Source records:
::::

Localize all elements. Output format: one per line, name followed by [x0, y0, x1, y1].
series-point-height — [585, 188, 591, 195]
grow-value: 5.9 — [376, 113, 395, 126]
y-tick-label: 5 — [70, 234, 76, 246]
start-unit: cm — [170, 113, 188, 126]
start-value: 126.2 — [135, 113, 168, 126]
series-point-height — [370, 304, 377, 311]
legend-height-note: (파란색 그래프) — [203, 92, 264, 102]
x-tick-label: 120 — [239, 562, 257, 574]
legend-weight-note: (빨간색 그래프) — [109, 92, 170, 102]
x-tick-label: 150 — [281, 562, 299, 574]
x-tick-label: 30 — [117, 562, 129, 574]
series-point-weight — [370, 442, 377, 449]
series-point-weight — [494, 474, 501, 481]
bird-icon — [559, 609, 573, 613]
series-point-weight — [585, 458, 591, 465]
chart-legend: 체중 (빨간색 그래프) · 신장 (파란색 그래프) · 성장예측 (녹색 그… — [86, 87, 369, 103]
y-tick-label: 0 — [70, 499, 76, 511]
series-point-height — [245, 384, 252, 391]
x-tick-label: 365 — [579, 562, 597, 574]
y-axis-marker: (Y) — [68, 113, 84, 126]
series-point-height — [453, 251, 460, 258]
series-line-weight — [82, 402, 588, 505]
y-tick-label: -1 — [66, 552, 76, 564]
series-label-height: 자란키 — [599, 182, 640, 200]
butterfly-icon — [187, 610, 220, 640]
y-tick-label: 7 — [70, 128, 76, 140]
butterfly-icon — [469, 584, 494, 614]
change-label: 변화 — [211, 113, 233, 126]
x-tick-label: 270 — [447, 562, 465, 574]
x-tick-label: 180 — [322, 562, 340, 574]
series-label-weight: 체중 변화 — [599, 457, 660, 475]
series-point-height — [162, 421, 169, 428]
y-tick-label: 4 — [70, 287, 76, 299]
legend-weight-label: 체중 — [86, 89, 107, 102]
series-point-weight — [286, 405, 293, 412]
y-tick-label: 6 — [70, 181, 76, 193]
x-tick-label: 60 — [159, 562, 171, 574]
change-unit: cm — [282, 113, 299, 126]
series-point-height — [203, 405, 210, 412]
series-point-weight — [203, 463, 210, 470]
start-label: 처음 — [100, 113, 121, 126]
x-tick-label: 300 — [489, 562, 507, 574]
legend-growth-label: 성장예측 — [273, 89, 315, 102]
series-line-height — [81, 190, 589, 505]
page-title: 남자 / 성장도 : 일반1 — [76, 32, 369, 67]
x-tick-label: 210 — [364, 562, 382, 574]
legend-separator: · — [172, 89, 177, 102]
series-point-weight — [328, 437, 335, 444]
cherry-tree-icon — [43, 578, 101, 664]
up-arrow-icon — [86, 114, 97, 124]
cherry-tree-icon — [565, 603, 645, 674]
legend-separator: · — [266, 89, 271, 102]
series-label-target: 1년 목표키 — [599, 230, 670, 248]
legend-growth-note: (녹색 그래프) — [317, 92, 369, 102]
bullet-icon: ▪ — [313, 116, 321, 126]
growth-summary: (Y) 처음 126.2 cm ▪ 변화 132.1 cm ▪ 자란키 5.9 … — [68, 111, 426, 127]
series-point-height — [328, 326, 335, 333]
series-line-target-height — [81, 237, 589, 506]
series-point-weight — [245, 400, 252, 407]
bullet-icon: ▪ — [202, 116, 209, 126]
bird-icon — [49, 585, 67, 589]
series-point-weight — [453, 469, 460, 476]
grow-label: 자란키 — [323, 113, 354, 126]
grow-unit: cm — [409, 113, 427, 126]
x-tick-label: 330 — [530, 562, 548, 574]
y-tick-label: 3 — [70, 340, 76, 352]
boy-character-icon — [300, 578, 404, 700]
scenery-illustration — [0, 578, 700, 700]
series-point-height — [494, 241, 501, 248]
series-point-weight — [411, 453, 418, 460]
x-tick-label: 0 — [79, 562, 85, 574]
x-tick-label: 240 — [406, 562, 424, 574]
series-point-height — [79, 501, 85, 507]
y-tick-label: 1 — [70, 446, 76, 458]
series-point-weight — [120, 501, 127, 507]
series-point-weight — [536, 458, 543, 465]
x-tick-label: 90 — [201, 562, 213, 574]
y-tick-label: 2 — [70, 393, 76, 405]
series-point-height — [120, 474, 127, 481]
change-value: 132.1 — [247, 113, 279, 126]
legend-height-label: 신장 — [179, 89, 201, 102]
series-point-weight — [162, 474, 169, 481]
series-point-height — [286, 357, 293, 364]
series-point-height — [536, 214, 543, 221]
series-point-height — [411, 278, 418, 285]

::::

* _Work required_
Can you copy out every line of the records word for word, from the first line through the line containing "series-label-height: 자란키 —", including that line?

* _Task solution_
Localize all elements. Output format: one per line, name followed by [x0, y0, x1, y1].
series-point-height — [585, 188, 591, 195]
grow-value: 5.9 — [376, 113, 395, 126]
y-tick-label: 5 — [70, 234, 76, 246]
start-unit: cm — [170, 113, 188, 126]
start-value: 126.2 — [135, 113, 168, 126]
series-point-height — [370, 304, 377, 311]
legend-height-note: (파란색 그래프) — [203, 92, 264, 102]
x-tick-label: 120 — [239, 562, 257, 574]
legend-weight-note: (빨간색 그래프) — [109, 92, 170, 102]
x-tick-label: 150 — [281, 562, 299, 574]
x-tick-label: 30 — [117, 562, 129, 574]
series-point-weight — [370, 442, 377, 449]
series-point-weight — [494, 474, 501, 481]
bird-icon — [559, 609, 573, 613]
series-point-weight — [585, 458, 591, 465]
chart-legend: 체중 (빨간색 그래프) · 신장 (파란색 그래프) · 성장예측 (녹색 그… — [86, 87, 369, 103]
y-tick-label: 0 — [70, 499, 76, 511]
series-point-height — [245, 384, 252, 391]
x-tick-label: 365 — [579, 562, 597, 574]
y-axis-marker: (Y) — [68, 113, 84, 126]
series-point-height — [453, 251, 460, 258]
series-line-weight — [82, 402, 588, 505]
y-tick-label: -1 — [66, 552, 76, 564]
series-label-height: 자란키 — [599, 182, 640, 200]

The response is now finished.